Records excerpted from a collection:
# # # # #

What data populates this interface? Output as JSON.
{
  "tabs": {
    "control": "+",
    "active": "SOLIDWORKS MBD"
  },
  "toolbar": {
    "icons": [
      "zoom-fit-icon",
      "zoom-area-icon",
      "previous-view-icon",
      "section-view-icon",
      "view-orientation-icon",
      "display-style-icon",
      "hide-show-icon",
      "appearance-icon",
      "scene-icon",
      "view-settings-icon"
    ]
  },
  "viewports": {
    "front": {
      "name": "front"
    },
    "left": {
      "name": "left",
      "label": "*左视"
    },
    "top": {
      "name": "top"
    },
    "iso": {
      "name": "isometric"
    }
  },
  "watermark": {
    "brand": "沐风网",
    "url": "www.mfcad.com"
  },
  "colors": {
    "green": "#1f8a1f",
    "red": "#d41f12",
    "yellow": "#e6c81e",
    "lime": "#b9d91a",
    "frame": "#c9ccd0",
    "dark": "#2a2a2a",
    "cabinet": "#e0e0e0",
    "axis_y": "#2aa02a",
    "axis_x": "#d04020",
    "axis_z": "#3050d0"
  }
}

# # # # #

▸ **TASK DIRECTIONS**
Restate each record exactly as written.

▸ **TASK SOLUTION**
What data populates this interface? Output as JSON.
{
  "tabs": {
    "control": "+",
    "active": "SOLIDWORKS MBD"
  },
  "toolbar": {
    "icons": [
      "zoom-fit-icon",
      "zoom-area-icon",
      "previous-view-icon",
      "section-view-icon",
      "view-orientation-icon",
      "display-style-icon",
      "hide-show-icon",
      "appearance-icon",
      "scene-icon",
      "view-settings-icon"
    ]
  },
  "viewports": {
    "front": {
      "name": "front"
    },
    "left": {
      "name": "left",
      "label": "*左视"
    },
    "top": {
      "name": "top"
    },
    "iso": {
      "name": "isometric"
    }
  },
  "watermark": {
    "brand": "沐风网",
    "url": "www.mfcad.com"
  },
  "colors": {
    "green": "#1f8a1f",
    "red": "#d41f12",
    "yellow": "#e6c81e",
    "lime": "#b9d91a",
    "frame": "#c9ccd0",
    "dark": "#2a2a2a",
    "cabinet": "#e0e0e0",
    "axis_y": "#2aa02a",
    "axis_x": "#d04020",
    "axis_z": "#3050d0"
  }
}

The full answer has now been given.